** What the task asks **
Look through the data below. Pick out the lines holding the string "content".

--------------------------------

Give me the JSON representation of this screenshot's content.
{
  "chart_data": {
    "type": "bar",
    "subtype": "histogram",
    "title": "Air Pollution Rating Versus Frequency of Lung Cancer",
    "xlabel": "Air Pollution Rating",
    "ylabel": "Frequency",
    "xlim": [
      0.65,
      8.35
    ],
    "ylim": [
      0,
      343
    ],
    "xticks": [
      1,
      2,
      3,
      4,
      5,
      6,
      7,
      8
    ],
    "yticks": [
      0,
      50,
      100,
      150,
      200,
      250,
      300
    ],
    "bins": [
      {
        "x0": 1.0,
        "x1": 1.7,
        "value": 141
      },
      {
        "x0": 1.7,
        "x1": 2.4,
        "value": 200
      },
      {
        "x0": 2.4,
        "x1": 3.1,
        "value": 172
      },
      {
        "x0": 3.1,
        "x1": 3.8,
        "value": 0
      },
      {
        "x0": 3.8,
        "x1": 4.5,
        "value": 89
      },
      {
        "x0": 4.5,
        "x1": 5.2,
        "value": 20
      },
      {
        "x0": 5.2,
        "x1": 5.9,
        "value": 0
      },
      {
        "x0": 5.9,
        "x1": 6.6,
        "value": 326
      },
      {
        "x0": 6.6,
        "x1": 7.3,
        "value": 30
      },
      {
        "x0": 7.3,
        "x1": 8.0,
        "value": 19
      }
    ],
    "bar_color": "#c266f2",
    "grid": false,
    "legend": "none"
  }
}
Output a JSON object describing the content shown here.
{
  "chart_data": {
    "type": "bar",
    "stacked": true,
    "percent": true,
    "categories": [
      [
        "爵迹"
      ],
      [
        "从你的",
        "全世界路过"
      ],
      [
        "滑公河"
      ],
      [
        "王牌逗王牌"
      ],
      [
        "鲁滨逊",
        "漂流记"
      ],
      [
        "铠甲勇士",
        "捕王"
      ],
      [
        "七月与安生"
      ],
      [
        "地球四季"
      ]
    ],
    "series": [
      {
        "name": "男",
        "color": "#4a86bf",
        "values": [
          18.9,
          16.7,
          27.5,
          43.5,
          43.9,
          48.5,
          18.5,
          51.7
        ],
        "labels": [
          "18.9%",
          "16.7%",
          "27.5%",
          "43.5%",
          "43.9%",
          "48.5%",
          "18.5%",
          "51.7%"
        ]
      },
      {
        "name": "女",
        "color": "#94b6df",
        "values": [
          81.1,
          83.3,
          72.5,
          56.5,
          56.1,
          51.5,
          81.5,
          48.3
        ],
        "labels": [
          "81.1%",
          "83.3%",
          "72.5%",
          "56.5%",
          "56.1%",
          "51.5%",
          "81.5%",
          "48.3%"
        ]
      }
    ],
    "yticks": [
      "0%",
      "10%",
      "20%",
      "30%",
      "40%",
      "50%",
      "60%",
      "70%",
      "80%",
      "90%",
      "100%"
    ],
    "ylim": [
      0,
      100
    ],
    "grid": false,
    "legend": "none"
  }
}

--------------------------------

** Result of the task **
Give me the JSON representation of this screenshot's content.
Output a JSON object describing the content shown here.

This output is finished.